====== Input for this task ======

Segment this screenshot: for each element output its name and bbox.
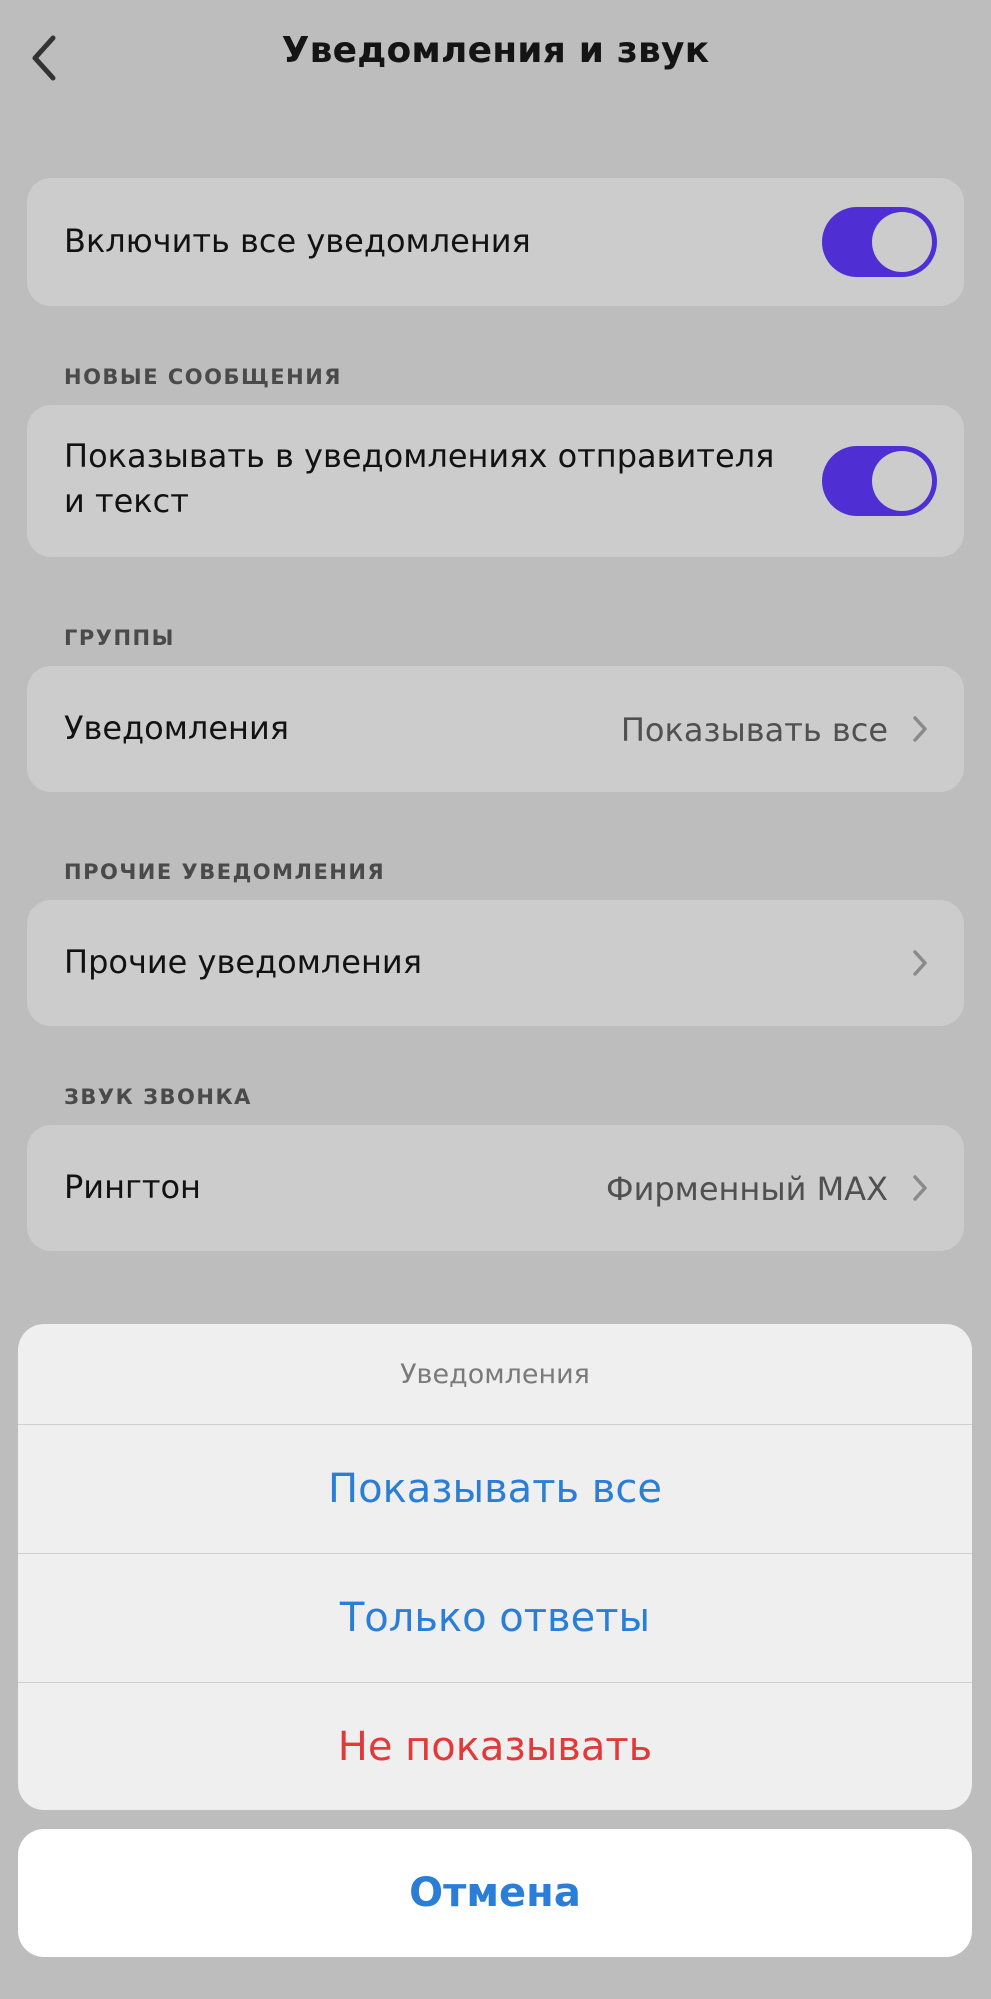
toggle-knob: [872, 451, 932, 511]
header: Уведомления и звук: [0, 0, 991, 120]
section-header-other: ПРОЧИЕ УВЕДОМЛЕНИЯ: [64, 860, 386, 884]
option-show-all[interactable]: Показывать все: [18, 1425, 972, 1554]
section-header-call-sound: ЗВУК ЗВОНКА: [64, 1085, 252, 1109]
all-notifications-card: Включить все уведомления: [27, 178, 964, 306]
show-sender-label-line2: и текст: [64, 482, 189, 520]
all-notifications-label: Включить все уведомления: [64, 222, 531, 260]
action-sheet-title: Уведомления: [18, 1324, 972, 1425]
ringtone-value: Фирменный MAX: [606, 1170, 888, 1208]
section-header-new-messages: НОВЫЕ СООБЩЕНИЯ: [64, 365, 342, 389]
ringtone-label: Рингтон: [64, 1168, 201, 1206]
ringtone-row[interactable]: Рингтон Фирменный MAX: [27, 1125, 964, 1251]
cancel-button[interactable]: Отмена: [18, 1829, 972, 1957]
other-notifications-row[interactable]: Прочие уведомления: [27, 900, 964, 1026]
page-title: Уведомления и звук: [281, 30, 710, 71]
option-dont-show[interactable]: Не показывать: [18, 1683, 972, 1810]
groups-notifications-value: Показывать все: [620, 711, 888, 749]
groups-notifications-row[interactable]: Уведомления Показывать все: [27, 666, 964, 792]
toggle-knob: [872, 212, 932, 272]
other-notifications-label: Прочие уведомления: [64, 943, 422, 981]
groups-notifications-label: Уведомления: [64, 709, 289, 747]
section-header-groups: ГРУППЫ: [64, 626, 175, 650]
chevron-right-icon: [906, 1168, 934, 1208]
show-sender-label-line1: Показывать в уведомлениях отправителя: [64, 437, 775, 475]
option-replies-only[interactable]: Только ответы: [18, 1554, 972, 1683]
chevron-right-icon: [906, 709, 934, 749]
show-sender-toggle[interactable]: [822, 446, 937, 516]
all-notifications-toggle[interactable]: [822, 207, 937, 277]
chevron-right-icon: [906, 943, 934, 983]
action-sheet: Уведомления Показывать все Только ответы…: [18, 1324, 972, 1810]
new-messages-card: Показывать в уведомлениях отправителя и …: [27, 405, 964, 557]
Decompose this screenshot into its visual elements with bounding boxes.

======
====== Input for this task ======

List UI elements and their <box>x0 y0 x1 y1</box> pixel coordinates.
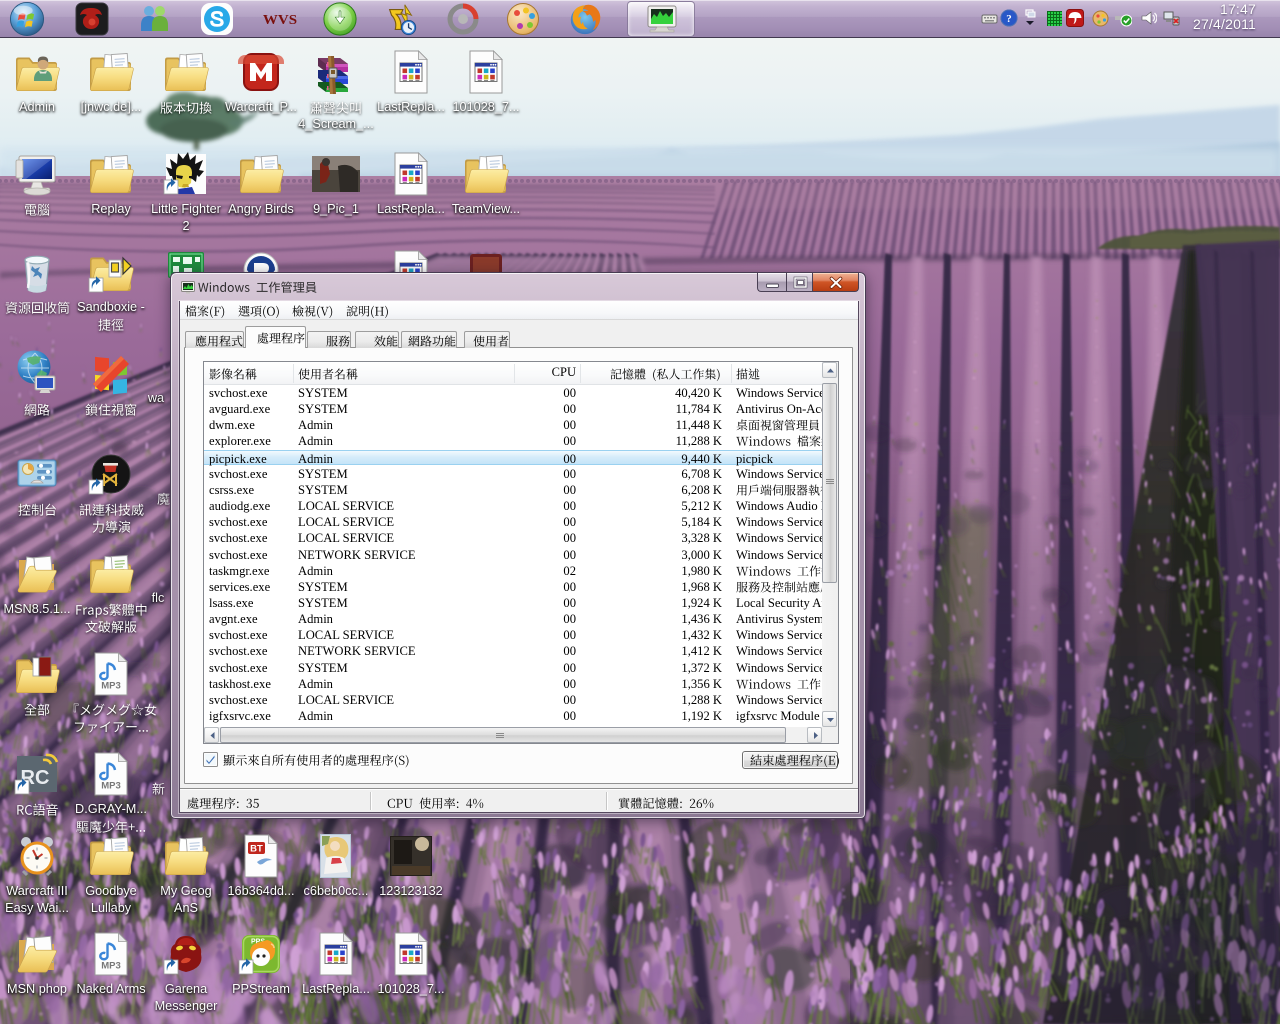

======

Directions :: Copy the records from the line containing "Segment this screenshot: for" through the line containing "all-notifications-card: Включить все", substituting "switch-knob" for "toggle-knob" and keeping everything else unchanged. Leave the pictures out of your answer.

Reply ::
Segment this screenshot: for each element output its name and bbox.
switch-knob: [872, 451, 932, 511]
header: Уведомления и звук: [0, 0, 991, 120]
section-header-other: ПРОЧИЕ УВЕДОМЛЕНИЯ: [64, 860, 386, 884]
option-show-all[interactable]: Показывать все: [18, 1425, 972, 1554]
section-header-call-sound: ЗВУК ЗВОНКА: [64, 1085, 252, 1109]
all-notifications-card: Включить все уведомления: [27, 178, 964, 306]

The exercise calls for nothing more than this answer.